TASK GOAL — Reproduce each record exactly.

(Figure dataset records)

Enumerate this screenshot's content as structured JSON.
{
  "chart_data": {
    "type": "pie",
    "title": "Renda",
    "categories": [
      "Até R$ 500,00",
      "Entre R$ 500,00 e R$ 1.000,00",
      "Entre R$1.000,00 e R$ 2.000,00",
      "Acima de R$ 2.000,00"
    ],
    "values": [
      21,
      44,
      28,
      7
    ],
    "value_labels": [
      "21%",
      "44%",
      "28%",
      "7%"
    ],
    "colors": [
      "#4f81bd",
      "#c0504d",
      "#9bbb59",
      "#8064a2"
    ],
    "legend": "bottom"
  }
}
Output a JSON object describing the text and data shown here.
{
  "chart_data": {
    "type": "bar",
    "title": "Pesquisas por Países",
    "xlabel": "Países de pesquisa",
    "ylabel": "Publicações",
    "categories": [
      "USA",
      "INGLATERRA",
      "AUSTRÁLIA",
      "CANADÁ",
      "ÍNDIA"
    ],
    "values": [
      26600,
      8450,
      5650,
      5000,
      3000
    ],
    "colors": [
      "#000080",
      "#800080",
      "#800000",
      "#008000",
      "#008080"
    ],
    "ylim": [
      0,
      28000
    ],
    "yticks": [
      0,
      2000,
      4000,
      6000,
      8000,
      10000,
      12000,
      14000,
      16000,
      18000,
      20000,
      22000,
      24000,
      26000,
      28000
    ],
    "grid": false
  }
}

RESULT —
Enumerate this screenshot's content as structured JSON.
{
  "chart_data": {
    "type": "pie",
    "title": "Renda",
    "categories": [
      "Até R$ 500,00",
      "Entre R$ 500,00 e R$ 1.000,00",
      "Entre R$1.000,00 e R$ 2.000,00",
      "Acima de R$ 2.000,00"
    ],
    "values": [
      21,
      44,
      28,
      7
    ],
    "value_labels": [
      "21%",
      "44%",
      "28%",
      "7%"
    ],
    "colors": [
      "#4f81bd",
      "#c0504d",
      "#9bbb59",
      "#8064a2"
    ],
    "legend": "bottom"
  }
}
Output a JSON object describing the text and data shown here.
{
  "chart_data": {
    "type": "bar",
    "title": "Pesquisas por Países",
    "xlabel": "Países de pesquisa",
    "ylabel": "Publicações",
    "categories": [
      "USA",
      "INGLATERRA",
      "AUSTRÁLIA",
      "CANADÁ",
      "ÍNDIA"
    ],
    "values": [
      26600,
      8450,
      5650,
      5000,
      3000
    ],
    "colors": [
      "#000080",
      "#800080",
      "#800000",
      "#008000",
      "#008080"
    ],
    "ylim": [
      0,
      28000
    ],
    "yticks": [
      0,
      2000,
      4000,
      6000,
      8000,
      10000,
      12000,
      14000,
      16000,
      18000,
      20000,
      22000,
      24000,
      26000,
      28000
    ],
    "grid": false
  }
}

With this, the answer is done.